>>

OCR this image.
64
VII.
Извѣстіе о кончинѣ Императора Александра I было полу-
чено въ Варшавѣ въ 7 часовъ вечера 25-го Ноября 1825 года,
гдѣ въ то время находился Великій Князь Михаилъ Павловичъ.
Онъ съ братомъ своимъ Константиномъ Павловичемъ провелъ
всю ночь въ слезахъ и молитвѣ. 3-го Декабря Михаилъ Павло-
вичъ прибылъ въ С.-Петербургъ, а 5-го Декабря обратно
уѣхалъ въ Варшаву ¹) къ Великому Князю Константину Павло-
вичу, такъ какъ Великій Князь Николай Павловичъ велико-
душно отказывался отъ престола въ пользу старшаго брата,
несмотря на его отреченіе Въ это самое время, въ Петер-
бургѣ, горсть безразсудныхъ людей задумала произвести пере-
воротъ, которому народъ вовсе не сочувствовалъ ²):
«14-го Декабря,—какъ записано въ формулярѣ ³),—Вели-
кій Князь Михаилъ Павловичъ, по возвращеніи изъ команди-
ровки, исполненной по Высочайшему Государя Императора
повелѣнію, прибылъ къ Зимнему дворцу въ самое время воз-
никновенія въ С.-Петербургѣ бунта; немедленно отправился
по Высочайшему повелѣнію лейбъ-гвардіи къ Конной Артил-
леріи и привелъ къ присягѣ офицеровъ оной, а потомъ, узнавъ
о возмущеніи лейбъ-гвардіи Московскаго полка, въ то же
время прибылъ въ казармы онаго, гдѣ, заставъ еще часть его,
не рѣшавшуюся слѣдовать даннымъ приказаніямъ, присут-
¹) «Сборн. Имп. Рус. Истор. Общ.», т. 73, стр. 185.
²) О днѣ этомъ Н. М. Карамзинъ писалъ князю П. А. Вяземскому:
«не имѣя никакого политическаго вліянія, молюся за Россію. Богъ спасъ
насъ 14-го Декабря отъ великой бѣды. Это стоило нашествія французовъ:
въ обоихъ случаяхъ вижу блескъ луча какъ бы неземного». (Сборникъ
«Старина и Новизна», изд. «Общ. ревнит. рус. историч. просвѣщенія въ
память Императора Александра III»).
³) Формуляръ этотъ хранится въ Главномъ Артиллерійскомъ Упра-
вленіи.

<<

Check each line of the records for "лейбъ" and copy the ones that contain it.

по Высочайшему повелѣнію лейбъ-гвардіи къ Конной Артил-
о возмущеніи лейбъ-гвардіи Московскаго полка, въ то же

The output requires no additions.